### TASK GOAL:
Collect each line containing "arrow".

### RECORDS TO USE:
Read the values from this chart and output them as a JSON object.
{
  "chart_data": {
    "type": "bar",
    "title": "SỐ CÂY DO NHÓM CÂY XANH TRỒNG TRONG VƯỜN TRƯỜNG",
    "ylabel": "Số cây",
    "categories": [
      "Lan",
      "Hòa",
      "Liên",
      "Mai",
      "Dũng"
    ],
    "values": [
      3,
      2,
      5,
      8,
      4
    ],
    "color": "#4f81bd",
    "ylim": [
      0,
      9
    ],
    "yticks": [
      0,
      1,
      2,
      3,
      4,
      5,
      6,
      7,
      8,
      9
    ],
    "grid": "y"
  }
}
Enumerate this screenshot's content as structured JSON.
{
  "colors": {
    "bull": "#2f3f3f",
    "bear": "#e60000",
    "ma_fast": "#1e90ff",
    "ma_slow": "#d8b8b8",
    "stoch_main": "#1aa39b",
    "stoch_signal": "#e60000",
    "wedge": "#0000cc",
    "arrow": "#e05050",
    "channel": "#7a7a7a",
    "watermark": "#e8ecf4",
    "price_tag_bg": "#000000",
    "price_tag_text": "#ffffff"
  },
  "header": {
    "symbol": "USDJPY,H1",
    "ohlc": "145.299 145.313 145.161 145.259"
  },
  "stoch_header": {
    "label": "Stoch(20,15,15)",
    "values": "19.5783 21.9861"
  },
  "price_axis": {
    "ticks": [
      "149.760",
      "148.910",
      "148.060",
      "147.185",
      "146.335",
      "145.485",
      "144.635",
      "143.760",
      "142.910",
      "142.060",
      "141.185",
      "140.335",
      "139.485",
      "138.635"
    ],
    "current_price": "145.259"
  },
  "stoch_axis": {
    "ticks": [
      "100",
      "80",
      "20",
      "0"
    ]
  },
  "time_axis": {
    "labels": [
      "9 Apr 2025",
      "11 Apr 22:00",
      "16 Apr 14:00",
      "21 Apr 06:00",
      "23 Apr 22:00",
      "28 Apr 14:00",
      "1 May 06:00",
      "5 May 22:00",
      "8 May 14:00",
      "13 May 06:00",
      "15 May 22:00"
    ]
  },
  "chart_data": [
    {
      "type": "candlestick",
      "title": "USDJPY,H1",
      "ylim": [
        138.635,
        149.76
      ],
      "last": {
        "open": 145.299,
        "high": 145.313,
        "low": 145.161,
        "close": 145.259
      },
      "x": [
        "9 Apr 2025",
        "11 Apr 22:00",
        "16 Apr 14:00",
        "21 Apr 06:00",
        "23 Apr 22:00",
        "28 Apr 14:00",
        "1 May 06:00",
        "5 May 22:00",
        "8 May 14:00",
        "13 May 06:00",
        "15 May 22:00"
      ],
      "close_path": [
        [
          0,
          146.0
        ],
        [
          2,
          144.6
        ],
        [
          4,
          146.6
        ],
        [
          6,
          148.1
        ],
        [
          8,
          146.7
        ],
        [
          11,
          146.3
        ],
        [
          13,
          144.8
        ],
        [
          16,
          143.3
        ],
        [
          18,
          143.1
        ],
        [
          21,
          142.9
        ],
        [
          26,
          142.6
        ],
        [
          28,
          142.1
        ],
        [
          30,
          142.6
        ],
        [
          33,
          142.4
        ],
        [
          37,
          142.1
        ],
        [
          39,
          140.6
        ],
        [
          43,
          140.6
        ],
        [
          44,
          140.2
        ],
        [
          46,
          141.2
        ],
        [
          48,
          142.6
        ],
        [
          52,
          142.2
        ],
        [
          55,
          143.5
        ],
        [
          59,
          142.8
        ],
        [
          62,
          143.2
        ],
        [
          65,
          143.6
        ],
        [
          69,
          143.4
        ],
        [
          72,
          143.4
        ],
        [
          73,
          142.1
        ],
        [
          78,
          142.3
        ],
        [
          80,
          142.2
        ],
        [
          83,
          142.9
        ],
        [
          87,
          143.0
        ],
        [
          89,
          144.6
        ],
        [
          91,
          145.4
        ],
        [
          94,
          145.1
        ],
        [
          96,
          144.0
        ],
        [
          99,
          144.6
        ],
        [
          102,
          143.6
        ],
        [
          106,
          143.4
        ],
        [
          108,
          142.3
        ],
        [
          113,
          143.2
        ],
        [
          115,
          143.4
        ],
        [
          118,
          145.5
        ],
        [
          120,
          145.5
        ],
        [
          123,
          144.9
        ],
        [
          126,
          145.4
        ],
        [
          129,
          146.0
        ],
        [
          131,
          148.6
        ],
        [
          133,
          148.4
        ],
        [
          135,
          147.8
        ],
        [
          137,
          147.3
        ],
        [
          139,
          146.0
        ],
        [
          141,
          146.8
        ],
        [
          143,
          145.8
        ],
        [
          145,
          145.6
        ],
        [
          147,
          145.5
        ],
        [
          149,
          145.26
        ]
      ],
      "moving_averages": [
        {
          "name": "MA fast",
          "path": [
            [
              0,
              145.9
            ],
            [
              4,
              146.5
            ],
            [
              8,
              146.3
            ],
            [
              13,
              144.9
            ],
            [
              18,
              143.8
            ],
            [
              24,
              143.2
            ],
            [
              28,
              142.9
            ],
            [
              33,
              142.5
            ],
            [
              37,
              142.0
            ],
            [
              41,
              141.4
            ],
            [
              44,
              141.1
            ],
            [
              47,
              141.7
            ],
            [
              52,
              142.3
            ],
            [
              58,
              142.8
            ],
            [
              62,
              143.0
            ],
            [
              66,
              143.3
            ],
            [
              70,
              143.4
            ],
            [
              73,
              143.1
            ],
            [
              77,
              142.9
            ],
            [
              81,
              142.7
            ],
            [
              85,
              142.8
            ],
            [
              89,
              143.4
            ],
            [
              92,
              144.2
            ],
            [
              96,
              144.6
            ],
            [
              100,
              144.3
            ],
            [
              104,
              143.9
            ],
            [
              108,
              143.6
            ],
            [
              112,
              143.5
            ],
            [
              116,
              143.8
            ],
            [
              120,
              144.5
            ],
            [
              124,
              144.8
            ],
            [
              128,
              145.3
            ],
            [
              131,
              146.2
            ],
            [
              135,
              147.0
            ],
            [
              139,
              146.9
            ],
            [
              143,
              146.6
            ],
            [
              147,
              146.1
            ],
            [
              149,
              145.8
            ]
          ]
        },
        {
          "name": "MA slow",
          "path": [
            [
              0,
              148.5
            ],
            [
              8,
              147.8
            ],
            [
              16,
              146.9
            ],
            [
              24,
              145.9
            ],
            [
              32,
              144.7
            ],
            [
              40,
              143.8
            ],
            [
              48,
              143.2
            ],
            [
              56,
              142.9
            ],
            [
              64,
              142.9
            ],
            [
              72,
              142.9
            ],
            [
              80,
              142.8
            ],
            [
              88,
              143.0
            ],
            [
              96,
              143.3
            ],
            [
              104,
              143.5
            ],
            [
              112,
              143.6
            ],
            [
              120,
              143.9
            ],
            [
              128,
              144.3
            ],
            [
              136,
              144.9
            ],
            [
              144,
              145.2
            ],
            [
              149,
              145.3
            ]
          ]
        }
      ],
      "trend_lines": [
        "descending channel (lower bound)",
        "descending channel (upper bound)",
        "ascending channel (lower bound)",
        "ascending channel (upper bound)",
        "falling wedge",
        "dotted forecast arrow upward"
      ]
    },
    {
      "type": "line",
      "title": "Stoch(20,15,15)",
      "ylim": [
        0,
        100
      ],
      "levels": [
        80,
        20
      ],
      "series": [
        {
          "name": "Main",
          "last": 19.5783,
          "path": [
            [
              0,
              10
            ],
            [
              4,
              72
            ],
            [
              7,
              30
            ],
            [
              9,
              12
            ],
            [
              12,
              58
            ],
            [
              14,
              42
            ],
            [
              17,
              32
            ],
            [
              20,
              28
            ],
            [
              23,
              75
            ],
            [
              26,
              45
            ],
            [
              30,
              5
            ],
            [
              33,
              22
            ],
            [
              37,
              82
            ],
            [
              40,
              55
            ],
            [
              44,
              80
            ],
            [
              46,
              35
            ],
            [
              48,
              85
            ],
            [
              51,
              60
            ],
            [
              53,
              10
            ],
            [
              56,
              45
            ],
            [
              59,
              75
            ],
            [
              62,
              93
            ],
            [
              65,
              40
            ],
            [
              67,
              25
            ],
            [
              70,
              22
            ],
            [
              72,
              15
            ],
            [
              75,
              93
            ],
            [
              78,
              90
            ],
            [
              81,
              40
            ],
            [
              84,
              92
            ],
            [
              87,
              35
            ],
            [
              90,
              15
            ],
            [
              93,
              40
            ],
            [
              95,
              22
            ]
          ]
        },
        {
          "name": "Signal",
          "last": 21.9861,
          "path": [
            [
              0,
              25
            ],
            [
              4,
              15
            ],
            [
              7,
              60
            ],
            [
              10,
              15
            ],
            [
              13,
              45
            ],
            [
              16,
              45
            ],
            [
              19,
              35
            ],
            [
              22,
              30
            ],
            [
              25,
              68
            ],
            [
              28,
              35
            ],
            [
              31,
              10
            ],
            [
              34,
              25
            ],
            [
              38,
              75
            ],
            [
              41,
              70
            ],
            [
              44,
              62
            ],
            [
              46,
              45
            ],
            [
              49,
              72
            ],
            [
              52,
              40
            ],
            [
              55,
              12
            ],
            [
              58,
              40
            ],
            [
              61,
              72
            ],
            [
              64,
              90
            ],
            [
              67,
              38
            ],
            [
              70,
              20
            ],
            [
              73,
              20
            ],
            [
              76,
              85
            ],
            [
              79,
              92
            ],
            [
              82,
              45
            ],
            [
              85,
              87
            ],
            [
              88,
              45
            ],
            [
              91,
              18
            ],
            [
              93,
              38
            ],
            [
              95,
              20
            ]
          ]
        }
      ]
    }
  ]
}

### ANSWER:
    "arrow": "#e05050",
        "dotted forecast arrow upward"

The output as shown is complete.